Your task is to print the material below exactly as presented.

Exercise input:
BEGIN

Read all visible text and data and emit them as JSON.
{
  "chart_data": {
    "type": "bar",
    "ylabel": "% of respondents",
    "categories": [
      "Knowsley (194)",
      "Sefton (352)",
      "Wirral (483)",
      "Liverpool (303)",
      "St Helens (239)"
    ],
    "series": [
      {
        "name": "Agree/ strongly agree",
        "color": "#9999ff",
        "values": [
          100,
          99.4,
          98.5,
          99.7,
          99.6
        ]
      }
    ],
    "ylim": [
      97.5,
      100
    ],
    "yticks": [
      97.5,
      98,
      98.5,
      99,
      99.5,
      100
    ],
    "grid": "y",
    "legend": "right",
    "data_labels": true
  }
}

END

Worked answer:
Read all visible text and data and emit them as JSON.
{
  "chart_data": {
    "type": "bar",
    "ylabel": "% of respondents",
    "categories": [
      "Knowsley (194)",
      "Sefton (352)",
      "Wirral (483)",
      "Liverpool (303)",
      "St Helens (239)"
    ],
    "series": [
      {
        "name": "Agree/ strongly agree",
        "color": "#9999ff",
        "values": [
          100,
          99.4,
          98.5,
          99.7,
          99.6
        ]
      }
    ],
    "ylim": [
      97.5,
      100
    ],
    "yticks": [
      97.5,
      98,
      98.5,
      99,
      99.5,
      100
    ],
    "grid": "y",
    "legend": "right",
    "data_labels": true
  }
}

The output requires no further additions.